++++ Text excerpt ++++

Everyone knows that the elderly and those with co-morbidities are at greater risk for hospitalization and death from COVID-19. But are all co-morbidities the same? Do some conditions result in more or perhaps fewer hospitalizations and deaths? Let's take a look.
I’ve wondered about that last question for some time. Hypertension is a recognized COVID-19 co-morbidity, but a large portion of the population has hypertension; it didn’t seem to be a significant discriminator between little and lots of risk. And I haven’t seen a paper, pre-print or peer-reviewed, that showed co-morbidity’s relative impact. The data seems hidden in plain sight.

++++ Data extracts ++++

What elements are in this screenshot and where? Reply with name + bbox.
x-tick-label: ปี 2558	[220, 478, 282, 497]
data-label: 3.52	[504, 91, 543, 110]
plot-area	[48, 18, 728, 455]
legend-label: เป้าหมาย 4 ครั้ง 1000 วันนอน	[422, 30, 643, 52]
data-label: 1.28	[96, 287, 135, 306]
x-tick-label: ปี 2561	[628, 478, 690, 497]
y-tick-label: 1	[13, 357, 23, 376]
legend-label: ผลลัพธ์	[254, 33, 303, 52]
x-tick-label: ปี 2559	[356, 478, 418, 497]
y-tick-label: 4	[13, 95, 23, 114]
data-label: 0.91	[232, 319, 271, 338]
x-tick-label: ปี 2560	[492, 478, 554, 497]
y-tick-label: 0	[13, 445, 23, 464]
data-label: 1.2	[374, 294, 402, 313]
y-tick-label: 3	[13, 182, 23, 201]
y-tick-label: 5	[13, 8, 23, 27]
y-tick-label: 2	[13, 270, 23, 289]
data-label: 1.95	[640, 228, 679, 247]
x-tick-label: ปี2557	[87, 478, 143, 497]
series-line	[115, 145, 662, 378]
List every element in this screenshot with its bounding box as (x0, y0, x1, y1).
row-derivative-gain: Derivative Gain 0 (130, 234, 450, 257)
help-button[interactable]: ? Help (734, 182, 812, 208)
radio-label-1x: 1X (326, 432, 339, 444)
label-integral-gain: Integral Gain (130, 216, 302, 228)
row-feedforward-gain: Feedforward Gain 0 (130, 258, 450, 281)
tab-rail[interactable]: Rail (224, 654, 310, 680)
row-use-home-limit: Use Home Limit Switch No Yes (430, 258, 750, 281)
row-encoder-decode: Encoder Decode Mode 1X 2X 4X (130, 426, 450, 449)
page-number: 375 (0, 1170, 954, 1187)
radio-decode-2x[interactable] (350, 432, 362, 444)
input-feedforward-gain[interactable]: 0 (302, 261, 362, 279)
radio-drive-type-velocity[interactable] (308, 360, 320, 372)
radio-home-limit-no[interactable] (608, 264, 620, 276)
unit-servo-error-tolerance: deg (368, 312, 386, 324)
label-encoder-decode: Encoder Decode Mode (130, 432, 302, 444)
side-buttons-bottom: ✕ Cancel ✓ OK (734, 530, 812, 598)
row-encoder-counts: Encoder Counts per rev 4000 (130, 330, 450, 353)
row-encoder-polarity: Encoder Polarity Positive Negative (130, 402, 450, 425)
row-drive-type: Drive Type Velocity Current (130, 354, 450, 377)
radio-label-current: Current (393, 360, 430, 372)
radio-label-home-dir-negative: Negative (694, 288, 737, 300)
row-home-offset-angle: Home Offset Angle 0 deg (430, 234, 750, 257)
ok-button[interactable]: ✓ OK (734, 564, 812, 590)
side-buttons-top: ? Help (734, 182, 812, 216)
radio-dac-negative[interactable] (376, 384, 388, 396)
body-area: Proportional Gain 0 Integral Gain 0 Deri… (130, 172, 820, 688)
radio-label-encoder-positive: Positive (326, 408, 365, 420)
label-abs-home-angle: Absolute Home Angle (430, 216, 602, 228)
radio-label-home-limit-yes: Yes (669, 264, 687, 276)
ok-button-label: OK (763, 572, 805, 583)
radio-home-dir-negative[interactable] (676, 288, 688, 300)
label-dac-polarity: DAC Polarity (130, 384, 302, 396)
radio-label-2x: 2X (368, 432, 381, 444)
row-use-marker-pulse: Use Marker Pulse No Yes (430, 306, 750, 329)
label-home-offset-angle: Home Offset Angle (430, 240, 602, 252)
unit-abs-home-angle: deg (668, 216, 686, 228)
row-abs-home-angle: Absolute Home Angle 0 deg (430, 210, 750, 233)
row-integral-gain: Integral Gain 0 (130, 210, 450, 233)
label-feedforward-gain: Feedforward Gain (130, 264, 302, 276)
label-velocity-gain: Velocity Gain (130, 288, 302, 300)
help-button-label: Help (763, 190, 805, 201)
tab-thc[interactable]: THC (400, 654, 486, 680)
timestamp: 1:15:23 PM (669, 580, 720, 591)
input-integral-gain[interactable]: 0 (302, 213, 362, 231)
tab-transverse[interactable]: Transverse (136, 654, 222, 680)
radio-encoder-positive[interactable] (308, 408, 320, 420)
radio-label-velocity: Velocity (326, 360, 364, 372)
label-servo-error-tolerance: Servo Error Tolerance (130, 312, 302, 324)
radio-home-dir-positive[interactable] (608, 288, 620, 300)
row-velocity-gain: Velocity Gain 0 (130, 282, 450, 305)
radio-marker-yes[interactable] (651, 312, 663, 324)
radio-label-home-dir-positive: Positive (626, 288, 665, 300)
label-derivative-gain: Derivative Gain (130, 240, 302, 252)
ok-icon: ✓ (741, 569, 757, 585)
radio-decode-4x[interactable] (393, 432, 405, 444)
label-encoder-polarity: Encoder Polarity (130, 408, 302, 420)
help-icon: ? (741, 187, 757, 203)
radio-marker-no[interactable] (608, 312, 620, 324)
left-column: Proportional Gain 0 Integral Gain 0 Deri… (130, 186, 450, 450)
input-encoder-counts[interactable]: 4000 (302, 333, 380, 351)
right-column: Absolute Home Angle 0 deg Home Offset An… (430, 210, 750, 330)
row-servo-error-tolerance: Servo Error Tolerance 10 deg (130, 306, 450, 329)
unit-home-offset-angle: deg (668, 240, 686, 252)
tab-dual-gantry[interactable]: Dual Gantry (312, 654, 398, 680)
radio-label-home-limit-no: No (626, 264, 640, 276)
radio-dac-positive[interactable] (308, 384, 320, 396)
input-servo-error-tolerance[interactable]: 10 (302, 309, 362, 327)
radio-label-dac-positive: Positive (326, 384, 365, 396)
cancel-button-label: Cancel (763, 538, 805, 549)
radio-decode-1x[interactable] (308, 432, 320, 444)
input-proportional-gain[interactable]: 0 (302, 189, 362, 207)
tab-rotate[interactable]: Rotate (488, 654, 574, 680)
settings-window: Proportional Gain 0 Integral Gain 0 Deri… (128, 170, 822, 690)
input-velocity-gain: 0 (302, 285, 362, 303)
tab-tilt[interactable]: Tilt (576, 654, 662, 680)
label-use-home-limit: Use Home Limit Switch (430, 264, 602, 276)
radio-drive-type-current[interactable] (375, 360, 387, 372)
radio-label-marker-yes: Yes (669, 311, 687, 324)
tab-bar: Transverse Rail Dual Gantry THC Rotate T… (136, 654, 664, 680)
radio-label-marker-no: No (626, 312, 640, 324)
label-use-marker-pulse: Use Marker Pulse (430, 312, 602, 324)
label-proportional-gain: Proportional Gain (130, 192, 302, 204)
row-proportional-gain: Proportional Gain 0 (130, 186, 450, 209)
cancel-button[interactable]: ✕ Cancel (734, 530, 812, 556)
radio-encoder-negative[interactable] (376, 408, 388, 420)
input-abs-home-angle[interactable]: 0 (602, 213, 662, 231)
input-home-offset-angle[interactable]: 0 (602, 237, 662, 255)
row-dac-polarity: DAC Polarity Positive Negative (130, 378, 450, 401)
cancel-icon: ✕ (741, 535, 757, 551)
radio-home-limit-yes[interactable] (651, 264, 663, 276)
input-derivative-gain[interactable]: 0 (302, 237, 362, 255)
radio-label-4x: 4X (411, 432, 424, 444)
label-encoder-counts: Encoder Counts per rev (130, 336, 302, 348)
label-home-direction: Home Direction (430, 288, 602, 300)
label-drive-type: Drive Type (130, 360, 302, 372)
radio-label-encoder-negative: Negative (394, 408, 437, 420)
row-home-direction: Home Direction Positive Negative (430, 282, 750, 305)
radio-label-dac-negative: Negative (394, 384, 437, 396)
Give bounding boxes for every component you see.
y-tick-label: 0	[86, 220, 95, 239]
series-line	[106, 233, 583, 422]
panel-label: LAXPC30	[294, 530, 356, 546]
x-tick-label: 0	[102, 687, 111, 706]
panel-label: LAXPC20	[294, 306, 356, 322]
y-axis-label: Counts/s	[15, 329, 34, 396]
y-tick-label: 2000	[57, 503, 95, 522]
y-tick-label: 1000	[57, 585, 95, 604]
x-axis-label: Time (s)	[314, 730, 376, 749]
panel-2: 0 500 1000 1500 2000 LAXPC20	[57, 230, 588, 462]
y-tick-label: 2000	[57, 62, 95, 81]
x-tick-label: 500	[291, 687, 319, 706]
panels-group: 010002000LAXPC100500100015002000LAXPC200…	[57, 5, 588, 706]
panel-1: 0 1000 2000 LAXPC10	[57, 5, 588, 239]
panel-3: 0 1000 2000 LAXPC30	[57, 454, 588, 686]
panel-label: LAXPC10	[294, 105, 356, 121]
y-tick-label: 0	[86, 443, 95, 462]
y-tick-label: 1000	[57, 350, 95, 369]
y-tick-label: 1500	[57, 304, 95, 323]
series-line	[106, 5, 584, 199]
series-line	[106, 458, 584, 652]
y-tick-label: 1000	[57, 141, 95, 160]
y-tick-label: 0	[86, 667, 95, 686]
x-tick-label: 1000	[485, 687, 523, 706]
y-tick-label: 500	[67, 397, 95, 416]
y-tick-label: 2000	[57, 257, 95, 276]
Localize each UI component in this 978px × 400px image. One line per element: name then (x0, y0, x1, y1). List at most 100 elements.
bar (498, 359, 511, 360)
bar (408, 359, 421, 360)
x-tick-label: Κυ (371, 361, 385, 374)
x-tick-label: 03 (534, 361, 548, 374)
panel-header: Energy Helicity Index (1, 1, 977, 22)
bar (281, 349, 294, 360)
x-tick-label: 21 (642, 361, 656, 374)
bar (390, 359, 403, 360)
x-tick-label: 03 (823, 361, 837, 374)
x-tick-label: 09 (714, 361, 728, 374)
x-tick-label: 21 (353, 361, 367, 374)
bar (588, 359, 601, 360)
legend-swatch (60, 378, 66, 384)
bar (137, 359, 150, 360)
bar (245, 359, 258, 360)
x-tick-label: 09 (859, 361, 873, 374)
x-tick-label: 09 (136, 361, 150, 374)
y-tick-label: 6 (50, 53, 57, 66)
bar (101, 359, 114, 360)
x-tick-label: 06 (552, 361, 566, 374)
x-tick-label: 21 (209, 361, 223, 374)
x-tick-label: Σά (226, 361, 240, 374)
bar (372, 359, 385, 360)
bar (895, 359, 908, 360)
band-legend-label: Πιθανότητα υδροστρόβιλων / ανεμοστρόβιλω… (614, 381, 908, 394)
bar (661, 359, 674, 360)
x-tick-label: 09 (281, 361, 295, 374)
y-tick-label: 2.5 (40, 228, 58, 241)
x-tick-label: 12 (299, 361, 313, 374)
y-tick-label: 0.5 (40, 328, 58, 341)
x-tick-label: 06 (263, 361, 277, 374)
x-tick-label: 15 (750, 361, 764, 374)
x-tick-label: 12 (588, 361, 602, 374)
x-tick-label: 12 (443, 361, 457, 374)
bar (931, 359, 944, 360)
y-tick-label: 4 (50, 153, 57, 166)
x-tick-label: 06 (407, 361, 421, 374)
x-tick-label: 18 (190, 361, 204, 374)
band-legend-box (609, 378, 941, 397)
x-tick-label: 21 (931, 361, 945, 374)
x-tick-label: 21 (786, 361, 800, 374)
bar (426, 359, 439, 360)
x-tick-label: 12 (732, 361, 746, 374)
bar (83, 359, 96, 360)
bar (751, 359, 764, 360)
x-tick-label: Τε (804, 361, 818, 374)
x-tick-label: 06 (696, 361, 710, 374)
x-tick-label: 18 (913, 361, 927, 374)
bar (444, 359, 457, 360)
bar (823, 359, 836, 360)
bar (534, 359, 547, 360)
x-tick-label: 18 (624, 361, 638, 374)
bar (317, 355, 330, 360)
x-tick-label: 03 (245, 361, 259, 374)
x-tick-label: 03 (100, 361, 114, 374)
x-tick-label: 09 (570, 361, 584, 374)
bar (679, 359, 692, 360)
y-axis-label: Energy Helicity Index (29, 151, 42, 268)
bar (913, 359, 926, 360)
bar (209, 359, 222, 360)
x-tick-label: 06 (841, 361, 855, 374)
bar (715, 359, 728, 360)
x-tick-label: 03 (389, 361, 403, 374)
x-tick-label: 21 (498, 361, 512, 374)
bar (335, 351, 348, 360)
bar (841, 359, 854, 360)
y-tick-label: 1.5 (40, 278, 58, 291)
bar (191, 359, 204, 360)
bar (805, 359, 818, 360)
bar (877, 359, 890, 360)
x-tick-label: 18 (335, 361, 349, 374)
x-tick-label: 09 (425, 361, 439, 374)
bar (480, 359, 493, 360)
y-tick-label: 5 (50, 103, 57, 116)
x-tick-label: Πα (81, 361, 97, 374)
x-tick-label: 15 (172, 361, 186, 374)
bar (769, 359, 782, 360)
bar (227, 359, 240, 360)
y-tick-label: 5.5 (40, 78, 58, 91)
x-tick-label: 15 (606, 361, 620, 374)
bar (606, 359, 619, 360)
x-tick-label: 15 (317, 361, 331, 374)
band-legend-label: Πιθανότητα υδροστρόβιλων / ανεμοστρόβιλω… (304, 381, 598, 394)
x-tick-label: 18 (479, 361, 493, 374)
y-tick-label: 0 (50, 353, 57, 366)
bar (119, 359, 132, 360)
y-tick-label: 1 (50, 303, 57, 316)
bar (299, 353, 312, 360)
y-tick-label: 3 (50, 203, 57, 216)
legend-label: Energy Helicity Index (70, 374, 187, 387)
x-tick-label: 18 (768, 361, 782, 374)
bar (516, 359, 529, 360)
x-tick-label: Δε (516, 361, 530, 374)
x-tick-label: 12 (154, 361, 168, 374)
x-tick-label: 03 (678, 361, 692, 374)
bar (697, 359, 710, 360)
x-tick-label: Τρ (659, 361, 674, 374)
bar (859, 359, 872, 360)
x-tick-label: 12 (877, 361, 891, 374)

++++

What you need to do:
1: Retype the passage on COVID-19 co-morbidities between "Everyone knows that" and "take a look.", inclusive.
2: Translate this sentence from the passage on COVID-19 co-morbidities into Spanish: "The data seems hidden in plain sight."
3: Proceed with the passage on COVID-19 co-morbidities, picking up after its last sentence.

Answers to the exercises:
1:
Everyone knows that the elderly and those with co-morbidities are at greater risk for hospitalization and death from COVID-19. But are all co-morbidities the same? Do some conditions result in more or perhaps fewer hospitalizations and deaths? Let's take a look.

2: Los datos parecen ocultos a plena vista.

3:
The Centers for Medicare and Medicaid Services (CMS) publishes a snapshot on COVID-19 and its beneficiaries, the latest reporting the cumulative results from January through mid-July. It can be found here. But this graph to the right is the top 16 co-morbidities for hospitalized patients. Before continuing, a quick caveat, the first of several. The beneficiaries here are those who have “traditional” Medicare or fee-for-service care; it does not represent the 38% of beneficiaries that use a Medicare Advantage program.  As you can see, hypertension and its fellow traveler hyperlipidemia are by far and away the greatest risk factors. Or are they? The difficulty with the simple interpretation of this data is that while we have numerators, like the percentage of COVID hospitalizations with diabetes, we do not have the denominators, how many beneficiaries, with and without hospitalization, have diabetes. That information can be found in a different CMS dataset, which can be found here.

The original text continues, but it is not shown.